+++ EXCERPTED DATA
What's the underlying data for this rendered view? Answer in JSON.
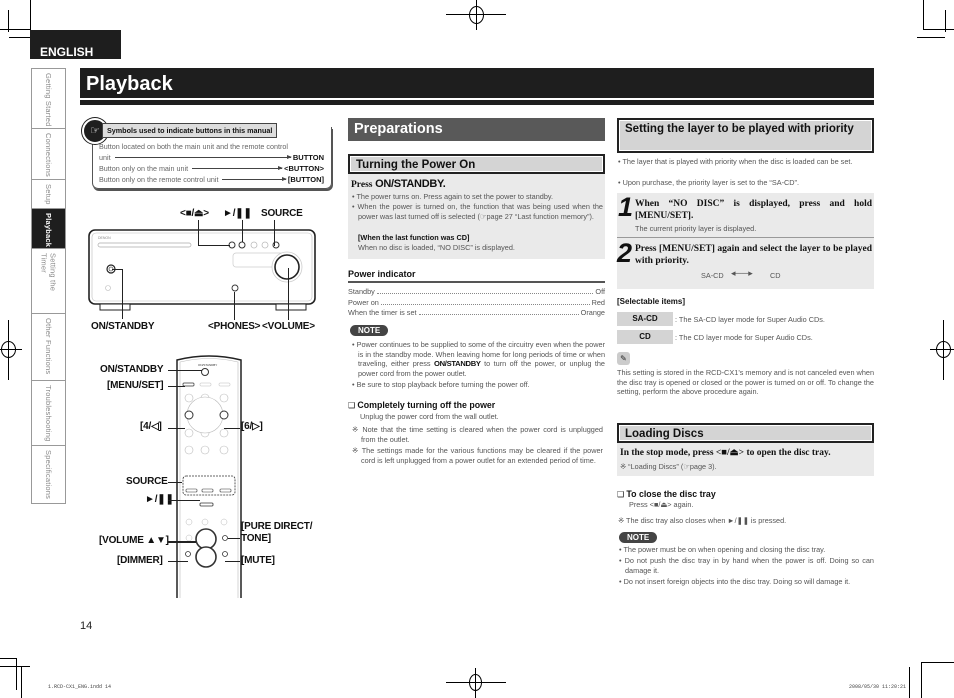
{
  "language_tab": "ENGLISH",
  "sidenav": {
    "items": [
      {
        "label": "Getting Started",
        "active": false
      },
      {
        "label": "Connections",
        "active": false
      },
      {
        "label": "Setup",
        "active": false
      },
      {
        "label": "Playback",
        "active": true
      },
      {
        "label": "Setting the Timer",
        "active": false
      },
      {
        "label": "Other Functions",
        "active": false
      },
      {
        "label": "Troubleshooting",
        "active": false
      },
      {
        "label": "Specifications",
        "active": false
      }
    ]
  },
  "page_title": "Playback",
  "symbols_legend": {
    "title": "Symbols used to indicate buttons in this manual",
    "icon": "pointing-hand-icon",
    "rows": [
      {
        "text_line1": "Button located on both the main unit and the remote control",
        "text": "unit",
        "symbol": "BUTTON"
      },
      {
        "text": "Button only on the main unit",
        "symbol": "<BUTTON>"
      },
      {
        "text": "Button only on the remote control unit",
        "symbol": "[BUTTON]"
      }
    ]
  },
  "main_unit_diagram": {
    "brand": "DENON",
    "callouts": {
      "stop_eject": "<■/⏏>",
      "play_pause": "►/❚❚",
      "source": "SOURCE",
      "on_standby": "ON/STANDBY",
      "phones": "<PHONES>",
      "volume": "<VOLUME>"
    }
  },
  "remote_diagram": {
    "callouts": {
      "on_standby": "ON/STANDBY",
      "menu_set": "[MENU/SET]",
      "left": "[4/◁]",
      "right": "[6/▷]",
      "source": "SOURCE",
      "play_pause": "►/❚❚",
      "pure_direct_tone": "[PURE DIRECT/ TONE]",
      "volume": "[VOLUME ▲▼]",
      "dimmer": "[DIMMER]",
      "mute": "[MUTE]"
    }
  },
  "preparations": {
    "heading": "Preparations",
    "turning_power_on": {
      "heading": "Turning the Power On",
      "press_prefix": "Press",
      "press_button": "ON/STANDBY.",
      "bullets": [
        "The power turns on. Press again to set the power to standby.",
        "When the power is turned on, the function that was being used when the power was last turned off is selected (☞page 27 “Last function memory”)."
      ],
      "sub_label": "[When the last function was CD]",
      "sub_text": "When no disc is loaded, “NO DISC” is displayed."
    },
    "power_indicator": {
      "heading": "Power indicator",
      "rows": [
        {
          "state": "Standby",
          "color": "Off"
        },
        {
          "state": "Power on",
          "color": "Red"
        },
        {
          "state": "When the timer is set",
          "color": "Orange"
        }
      ]
    },
    "note": {
      "label": "NOTE",
      "bullets": [
        {
          "before": "Power continues to be supplied to some of the circuitry even when the power is in the standby mode. When leaving home for long periods of time or when traveling, either press ",
          "bold": "ON/STANDBY",
          "after": " to turn off the power, or unplug the power cord from the power outlet."
        },
        {
          "before": "Be sure to stop playback before turning the power off.",
          "bold": "",
          "after": ""
        }
      ]
    },
    "completely_off": {
      "heading": "Completely turning off the power",
      "text": "Unplug the power cord from the wall outlet.",
      "notes": [
        "Note that the time setting is cleared when the power cord is unplugged from the outlet.",
        "The settings made for the various functions may be cleared if the power cord is left unplugged from a power outlet for an extended period of time."
      ]
    }
  },
  "layer_priority": {
    "heading": "Setting the layer to be played with priority",
    "bullets": [
      "The layer that is played with priority when the disc is loaded can be set.",
      "Upon purchase, the priority layer is set to the “SA-CD”."
    ],
    "steps": [
      {
        "number": "1",
        "title": "When “NO DISC” is displayed, press and hold [MENU/SET].",
        "detail": "The current priority layer is displayed."
      },
      {
        "number": "2",
        "title": "Press [MENU/SET] again and select the layer to be played with priority.",
        "cycle_a": "SA-CD",
        "cycle_b": "CD"
      }
    ],
    "selectable_heading": "[Selectable items]",
    "selectable_items": [
      {
        "label": "SA-CD",
        "desc": ": The SA-CD layer mode for Super Audio CDs."
      },
      {
        "label": "CD",
        "desc": ": The CD layer mode for Super Audio CDs."
      }
    ],
    "memo_icon": "pencil-icon",
    "memo_text": "This setting is stored in the RCD-CX1’s memory and is not canceled even when the disc tray is opened or closed or the power is turned on or off. To change the setting, perform the above procedure again."
  },
  "loading_discs": {
    "heading": "Loading Discs",
    "instruction": "In the stop mode, press <■/⏏> to open the disc tray.",
    "reference": "“Loading Discs” (☞page 3).",
    "close_heading": "To close the disc tray",
    "close_text": "Press <■/⏏> again.",
    "close_note": "The disc tray also closes when ►/❚❚ is pressed.",
    "note_label": "NOTE",
    "note_bullets": [
      "The power must be on when opening and closing the disc tray.",
      "Do not push the disc tray in by hand when the power is off. Doing so can damage it.",
      "Do not insert foreign objects into the disc tray. Doing so will damage it."
    ]
  },
  "page_number": "14",
  "footer": {
    "file": "1.RCD-CX1_ENG.indd   14",
    "timestamp": "2008/05/30   11:20:21"
  }
}
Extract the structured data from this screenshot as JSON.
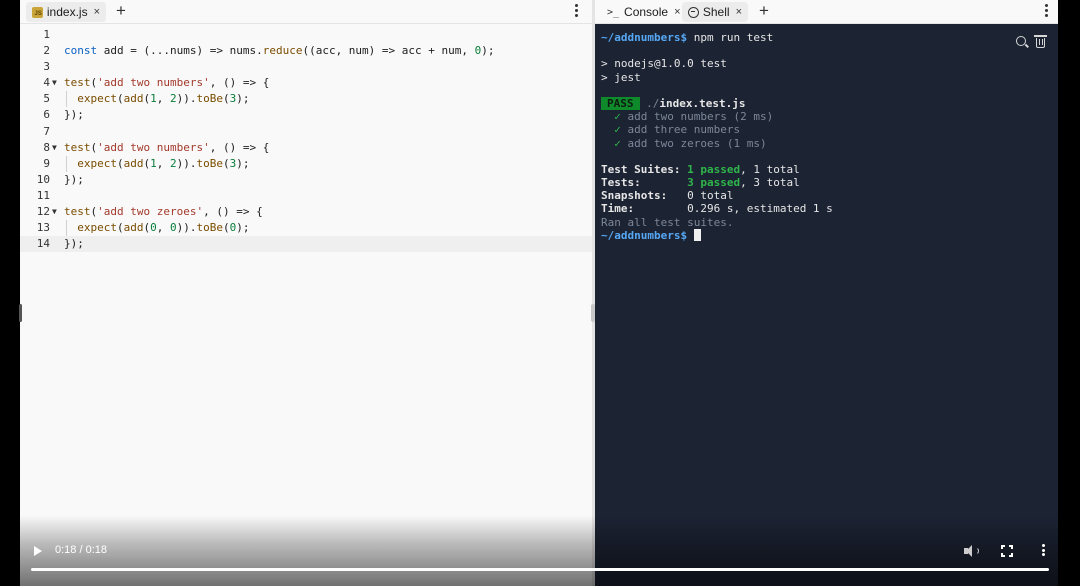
++++++
**WHAT YOU SHOULD DO:** Produce an exact copy of each line of data, skipping embedded images.

**IN RESPONSE:**
What's the underlying data for this rendered view? Answer in JSON.
{
  "language_tab": "ENGLISH",
  "sidenav": {
    "items": [
      {
        "label": "Getting Started",
        "active": false
      },
      {
        "label": "Connections",
        "active": false
      },
      {
        "label": "Setup",
        "active": false
      },
      {
        "label": "Playback",
        "active": true
      },
      {
        "label": "Setting the Timer",
        "active": false
      },
      {
        "label": "Other Functions",
        "active": false
      },
      {
        "label": "Troubleshooting",
        "active": false
      },
      {
        "label": "Specifications",
        "active": false
      }
    ]
  },
  "page_title": "Playback",
  "symbols_legend": {
    "title": "Symbols used to indicate buttons in this manual",
    "icon": "pointing-hand-icon",
    "rows": [
      {
        "text_line1": "Button located on both the main unit and the remote control",
        "text": "unit",
        "symbol": "BUTTON"
      },
      {
        "text": "Button only on the main unit",
        "symbol": "<BUTTON>"
      },
      {
        "text": "Button only on the remote control unit",
        "symbol": "[BUTTON]"
      }
    ]
  },
  "main_unit_diagram": {
    "brand": "DENON",
    "callouts": {
      "stop_eject": "<■/⏏>",
      "play_pause": "►/❚❚",
      "source": "SOURCE",
      "on_standby": "ON/STANDBY",
      "phones": "<PHONES>",
      "volume": "<VOLUME>"
    }
  },
  "remote_diagram": {
    "callouts": {
      "on_standby": "ON/STANDBY",
      "menu_set": "[MENU/SET]",
      "left": "[4/◁]",
      "right": "[6/▷]",
      "source": "SOURCE",
      "play_pause": "►/❚❚",
      "pure_direct_tone": "[PURE DIRECT/ TONE]",
      "volume": "[VOLUME ▲▼]",
      "dimmer": "[DIMMER]",
      "mute": "[MUTE]"
    }
  },
  "preparations": {
    "heading": "Preparations",
    "turning_power_on": {
      "heading": "Turning the Power On",
      "press_prefix": "Press",
      "press_button": "ON/STANDBY.",
      "bullets": [
        "The power turns on. Press again to set the power to standby.",
        "When the power is turned on, the function that was being used when the power was last turned off is selected (☞page 27 “Last function memory”)."
      ],
      "sub_label": "[When the last function was CD]",
      "sub_text": "When no disc is loaded, “NO DISC” is displayed."
    },
    "power_indicator": {
      "heading": "Power indicator",
      "rows": [
        {
          "state": "Standby",
          "color": "Off"
        },
        {
          "state": "Power on",
          "color": "Red"
        },
        {
          "state": "When the timer is set",
          "color": "Orange"
        }
      ]
    },
    "note": {
      "label": "NOTE",
      "bullets": [
        {
          "before": "Power continues to be supplied to some of the circuitry even when the power is in the standby mode. When leaving home for long periods of time or when traveling, either press ",
          "bold": "ON/STANDBY",
          "after": " to turn off the power, or unplug the power cord from the power outlet."
        },
        {
          "before": "Be sure to stop playback before turning the power off.",
          "bold": "",
          "after": ""
        }
      ]
    },
    "completely_off": {
      "heading": "Completely turning off the power",
      "text": "Unplug the power cord from the wall outlet.",
      "notes": [
        "Note that the time setting is cleared when the power cord is unplugged from the outlet.",
        "The settings made for the various functions may be cleared if the power cord is left unplugged from a power outlet for an extended period of time."
      ]
    }
  },
  "layer_priority": {
    "heading": "Setting the layer to be played with priority",
    "bullets": [
      "The layer that is played with priority when the disc is loaded can be set.",
      "Upon purchase, the priority layer is set to the “SA-CD”."
    ],
    "steps": [
      {
        "number": "1",
        "title": "When “NO DISC” is displayed, press and hold [MENU/SET].",
        "detail": "The current priority layer is displayed."
      },
      {
        "number": "2",
        "title": "Press [MENU/SET] again and select the layer to be played with priority.",
        "cycle_a": "SA-CD",
        "cycle_b": "CD"
      }
    ],
    "selectable_heading": "[Selectable items]",
    "selectable_items": [
      {
        "label": "SA-CD",
        "desc": ": The SA-CD layer mode for Super Audio CDs."
      },
      {
        "label": "CD",
        "desc": ": The CD layer mode for Super Audio CDs."
      }
    ],
    "memo_icon": "pencil-icon",
    "memo_text": "This setting is stored in the RCD-CX1’s memory and is not canceled even when the disc tray is opened or closed or the power is turned on or off. To change the setting, perform the above procedure again."
  },
  "loading_discs": {
    "heading": "Loading Discs",
    "instruction": "In the stop mode, press <■/⏏> to open the disc tray.",
    "reference": "“Loading Discs” (☞page 3).",
    "close_heading": "To close the disc tray",
    "close_text": "Press <■/⏏> again.",
    "close_note": "The disc tray also closes when ►/❚❚ is pressed.",
    "note_label": "NOTE",
    "note_bullets": [
      "The power must be on when opening and closing the disc tray.",
      "Do not push the disc tray in by hand when the power is off. Doing so can damage it.",
      "Do not insert foreign objects into the disc tray. Doing so will damage it."
    ]
  },
  "page_number": "14",
  "footer": {
    "file": "1.RCD-CX1_ENG.indd   14",
    "timestamp": "2008/05/30   11:20:21"
  }
}
Extract the structured data from this screenshot as JSON.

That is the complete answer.